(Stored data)
┄┄┄┄┄┄┄┄┄┄┄┄┄┄┄┄┄┄┄┄

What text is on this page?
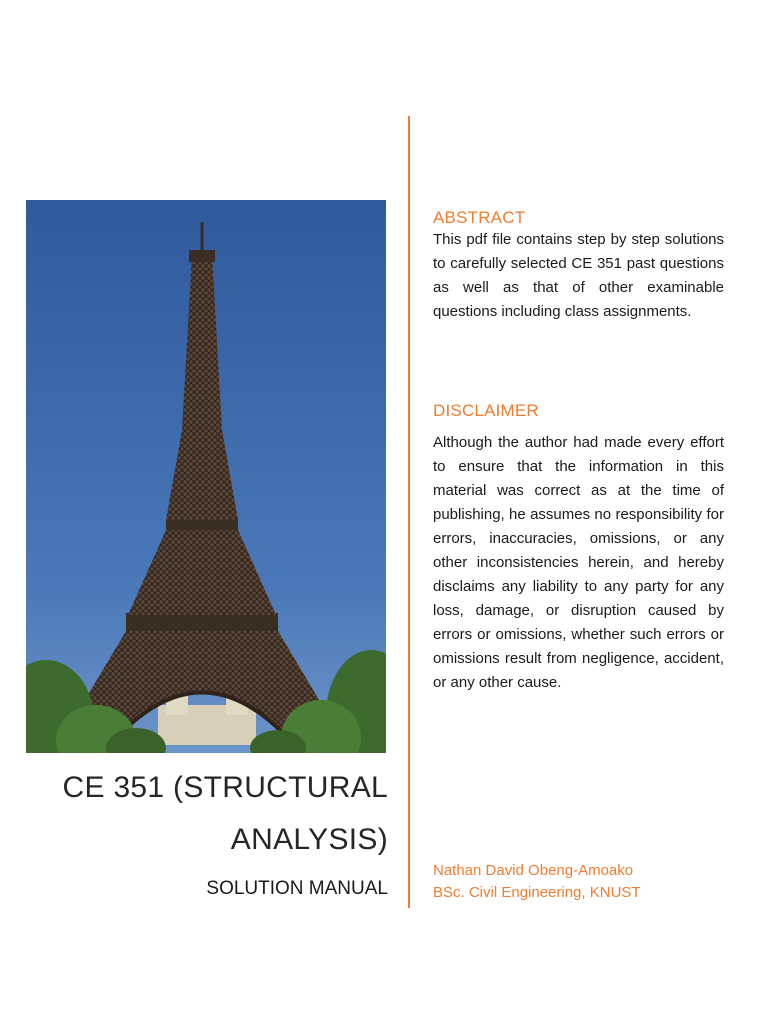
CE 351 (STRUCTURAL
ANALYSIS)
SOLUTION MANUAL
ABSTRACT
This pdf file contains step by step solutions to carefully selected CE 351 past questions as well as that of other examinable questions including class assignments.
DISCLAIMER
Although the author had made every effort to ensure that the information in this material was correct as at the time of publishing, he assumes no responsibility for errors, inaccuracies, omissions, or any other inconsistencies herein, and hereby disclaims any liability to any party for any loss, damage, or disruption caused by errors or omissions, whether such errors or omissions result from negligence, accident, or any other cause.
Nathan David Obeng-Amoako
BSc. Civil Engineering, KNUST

┄┄┄┄┄┄┄┄┄┄┄┄┄┄┄┄┄┄┄┄

**What to work on:** Output the entries above exactly, without their pictures.

**The answer:**
What text is on this page?
CE 351 (STRUCTURAL
ANALYSIS)
SOLUTION MANUAL
ABSTRACT
This pdf file contains step by step solutions to carefully selected CE 351 past questions as well as that of other examinable questions including class assignments.
DISCLAIMER
Although the author had made every effort to ensure that the information in this material was correct as at the time of publishing, he assumes no responsibility for errors, inaccuracies, omissions, or any other inconsistencies herein, and hereby disclaims any liability to any party for any loss, damage, or disruption caused by errors or omissions, whether such errors or omissions result from negligence, accident, or any other cause.
Nathan David Obeng-Amoako
BSc. Civil Engineering, KNUST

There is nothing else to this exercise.